EXERCISE:
Print all records exactly, leaving nothing out.

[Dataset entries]
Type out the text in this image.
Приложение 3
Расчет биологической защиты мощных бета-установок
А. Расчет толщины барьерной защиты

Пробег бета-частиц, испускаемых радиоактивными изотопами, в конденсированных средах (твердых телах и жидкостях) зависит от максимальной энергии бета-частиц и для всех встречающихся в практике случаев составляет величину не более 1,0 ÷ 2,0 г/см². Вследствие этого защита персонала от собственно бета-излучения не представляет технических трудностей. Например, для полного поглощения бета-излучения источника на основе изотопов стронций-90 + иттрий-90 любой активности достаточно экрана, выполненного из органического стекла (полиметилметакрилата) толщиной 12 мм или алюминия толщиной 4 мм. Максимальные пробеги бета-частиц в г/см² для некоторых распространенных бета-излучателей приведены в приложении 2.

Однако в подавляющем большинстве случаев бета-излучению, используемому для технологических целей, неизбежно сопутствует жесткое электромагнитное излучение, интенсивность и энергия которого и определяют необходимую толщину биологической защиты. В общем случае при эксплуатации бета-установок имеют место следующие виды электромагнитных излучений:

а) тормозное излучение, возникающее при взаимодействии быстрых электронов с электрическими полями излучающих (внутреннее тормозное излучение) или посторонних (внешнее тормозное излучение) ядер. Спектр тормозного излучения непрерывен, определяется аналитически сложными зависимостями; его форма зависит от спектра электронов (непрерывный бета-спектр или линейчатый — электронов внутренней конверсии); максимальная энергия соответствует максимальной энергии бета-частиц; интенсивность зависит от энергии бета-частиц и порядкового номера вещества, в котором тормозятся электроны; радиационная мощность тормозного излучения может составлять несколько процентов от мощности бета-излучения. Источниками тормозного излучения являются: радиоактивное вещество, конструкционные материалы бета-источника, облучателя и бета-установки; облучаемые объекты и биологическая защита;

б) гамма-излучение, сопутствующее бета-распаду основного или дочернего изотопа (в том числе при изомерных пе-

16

FULL ANSWER:
Type out the text in this image.
Приложение 3
Расчет биологической защиты мощных бета-установок
А. Расчет толщины барьерной защиты

Пробег бета-частиц, испускаемых радиоактивными изотопами, в конденсированных средах (твердых телах и жидкостях) зависит от максимальной энергии бета-частиц и для всех встречающихся в практике случаев составляет величину не более 1,0 ÷ 2,0 г/см². Вследствие этого защита персонала от собственно бета-излучения не представляет технических трудностей. Например, для полного поглощения бета-излучения источника на основе изотопов стронций-90 + иттрий-90 любой активности достаточно экрана, выполненного из органического стекла (полиметилметакрилата) толщиной 12 мм или алюминия толщиной 4 мм. Максимальные пробеги бета-частиц в г/см² для некоторых распространенных бета-излучателей приведены в приложении 2.

Однако в подавляющем большинстве случаев бета-излучению, используемому для технологических целей, неизбежно сопутствует жесткое электромагнитное излучение, интенсивность и энергия которого и определяют необходимую толщину биологической защиты. В общем случае при эксплуатации бета-установок имеют место следующие виды электромагнитных излучений:

а) тормозное излучение, возникающее при взаимодействии быстрых электронов с электрическими полями излучающих (внутреннее тормозное излучение) или посторонних (внешнее тормозное излучение) ядер. Спектр тормозного излучения непрерывен, определяется аналитически сложными зависимостями; его форма зависит от спектра электронов (непрерывный бета-спектр или линейчатый — электронов внутренней конверсии); максимальная энергия соответствует максимальной энергии бета-частиц; интенсивность зависит от энергии бета-частиц и порядкового номера вещества, в котором тормозятся электроны; радиационная мощность тормозного излучения может составлять несколько процентов от мощности бета-излучения. Источниками тормозного излучения являются: радиоактивное вещество, конструкционные материалы бета-источника, облучателя и бета-установки; облучаемые объекты и биологическая защита;

б) гамма-излучение, сопутствующее бета-распаду основного или дочернего изотопа (в том числе при изомерных пе-

16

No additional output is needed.